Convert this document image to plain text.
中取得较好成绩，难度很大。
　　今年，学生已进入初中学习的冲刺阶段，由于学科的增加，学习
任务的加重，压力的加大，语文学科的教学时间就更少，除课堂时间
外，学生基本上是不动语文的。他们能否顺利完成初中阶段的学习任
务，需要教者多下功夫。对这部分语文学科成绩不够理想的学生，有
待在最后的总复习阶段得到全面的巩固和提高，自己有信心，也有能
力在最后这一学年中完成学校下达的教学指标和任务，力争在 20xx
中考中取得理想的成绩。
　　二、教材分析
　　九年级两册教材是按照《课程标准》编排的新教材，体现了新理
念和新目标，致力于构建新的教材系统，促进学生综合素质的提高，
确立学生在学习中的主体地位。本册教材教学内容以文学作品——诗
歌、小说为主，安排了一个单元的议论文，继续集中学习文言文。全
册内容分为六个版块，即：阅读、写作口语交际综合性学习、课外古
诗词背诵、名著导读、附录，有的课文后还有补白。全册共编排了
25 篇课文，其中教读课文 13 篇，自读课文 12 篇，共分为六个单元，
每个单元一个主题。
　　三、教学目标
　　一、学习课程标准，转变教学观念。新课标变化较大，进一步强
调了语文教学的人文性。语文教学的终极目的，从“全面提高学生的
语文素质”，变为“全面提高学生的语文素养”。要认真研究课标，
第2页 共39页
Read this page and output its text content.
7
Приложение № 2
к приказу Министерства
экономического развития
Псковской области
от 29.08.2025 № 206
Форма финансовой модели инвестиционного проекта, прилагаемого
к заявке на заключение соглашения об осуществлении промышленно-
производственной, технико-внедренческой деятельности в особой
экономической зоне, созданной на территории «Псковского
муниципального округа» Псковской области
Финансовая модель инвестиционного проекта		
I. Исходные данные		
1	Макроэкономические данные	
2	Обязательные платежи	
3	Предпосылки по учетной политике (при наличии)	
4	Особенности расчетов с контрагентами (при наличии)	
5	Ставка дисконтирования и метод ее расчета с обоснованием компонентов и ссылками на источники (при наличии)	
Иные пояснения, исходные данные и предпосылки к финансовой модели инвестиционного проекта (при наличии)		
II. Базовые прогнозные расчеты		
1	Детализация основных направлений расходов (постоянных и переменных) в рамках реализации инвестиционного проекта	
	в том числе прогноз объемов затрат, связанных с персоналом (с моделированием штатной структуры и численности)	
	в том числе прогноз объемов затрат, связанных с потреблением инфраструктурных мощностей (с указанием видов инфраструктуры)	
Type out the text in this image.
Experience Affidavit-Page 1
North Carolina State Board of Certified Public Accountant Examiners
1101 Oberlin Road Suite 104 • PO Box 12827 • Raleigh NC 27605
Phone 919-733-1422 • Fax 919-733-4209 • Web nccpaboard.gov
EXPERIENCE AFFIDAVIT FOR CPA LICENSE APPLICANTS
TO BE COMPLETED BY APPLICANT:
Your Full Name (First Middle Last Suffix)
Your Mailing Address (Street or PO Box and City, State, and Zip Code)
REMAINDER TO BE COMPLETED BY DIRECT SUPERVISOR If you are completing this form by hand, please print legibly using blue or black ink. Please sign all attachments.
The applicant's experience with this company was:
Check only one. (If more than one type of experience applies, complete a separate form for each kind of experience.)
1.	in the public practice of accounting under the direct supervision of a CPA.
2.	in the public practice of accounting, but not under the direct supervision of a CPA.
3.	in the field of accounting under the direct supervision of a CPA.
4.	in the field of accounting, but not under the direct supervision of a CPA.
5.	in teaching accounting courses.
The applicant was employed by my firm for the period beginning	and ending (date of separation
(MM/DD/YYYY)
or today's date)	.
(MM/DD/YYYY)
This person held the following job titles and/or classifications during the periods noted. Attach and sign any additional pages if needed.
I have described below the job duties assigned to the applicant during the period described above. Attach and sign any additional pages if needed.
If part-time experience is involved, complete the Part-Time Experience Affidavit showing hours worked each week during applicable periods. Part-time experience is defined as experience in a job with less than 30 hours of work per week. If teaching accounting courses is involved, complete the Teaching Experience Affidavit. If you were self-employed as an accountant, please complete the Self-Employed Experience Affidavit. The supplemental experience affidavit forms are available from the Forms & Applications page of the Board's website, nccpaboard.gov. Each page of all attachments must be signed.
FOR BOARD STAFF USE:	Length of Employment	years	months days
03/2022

• • • •

**EXERCISE AIM**
Find each line with the string "attachments" and copy it out.

**THE RESULT**
REMAINDER TO BE COMPLETED BY DIRECT SUPERVISOR If you are completing this form by hand, please print legibly using blue or black ink. Please sign all attachments.
If part-time experience is involved, complete the Part-Time Experience Affidavit showing hours worked each week during applicable periods. Part-time experience is defined as experience in a job with less than 30 hours of work per week. If teaching accounting courses is involved, complete the Teaching Experience Affidavit. If you were self-employed as an accountant, please complete the Self-Employed Experience Affidavit. The supplemental experience affidavit forms are available from the Forms & Applications page of the Board's website, nccpaboard.gov. Each page of all attachments must be signed.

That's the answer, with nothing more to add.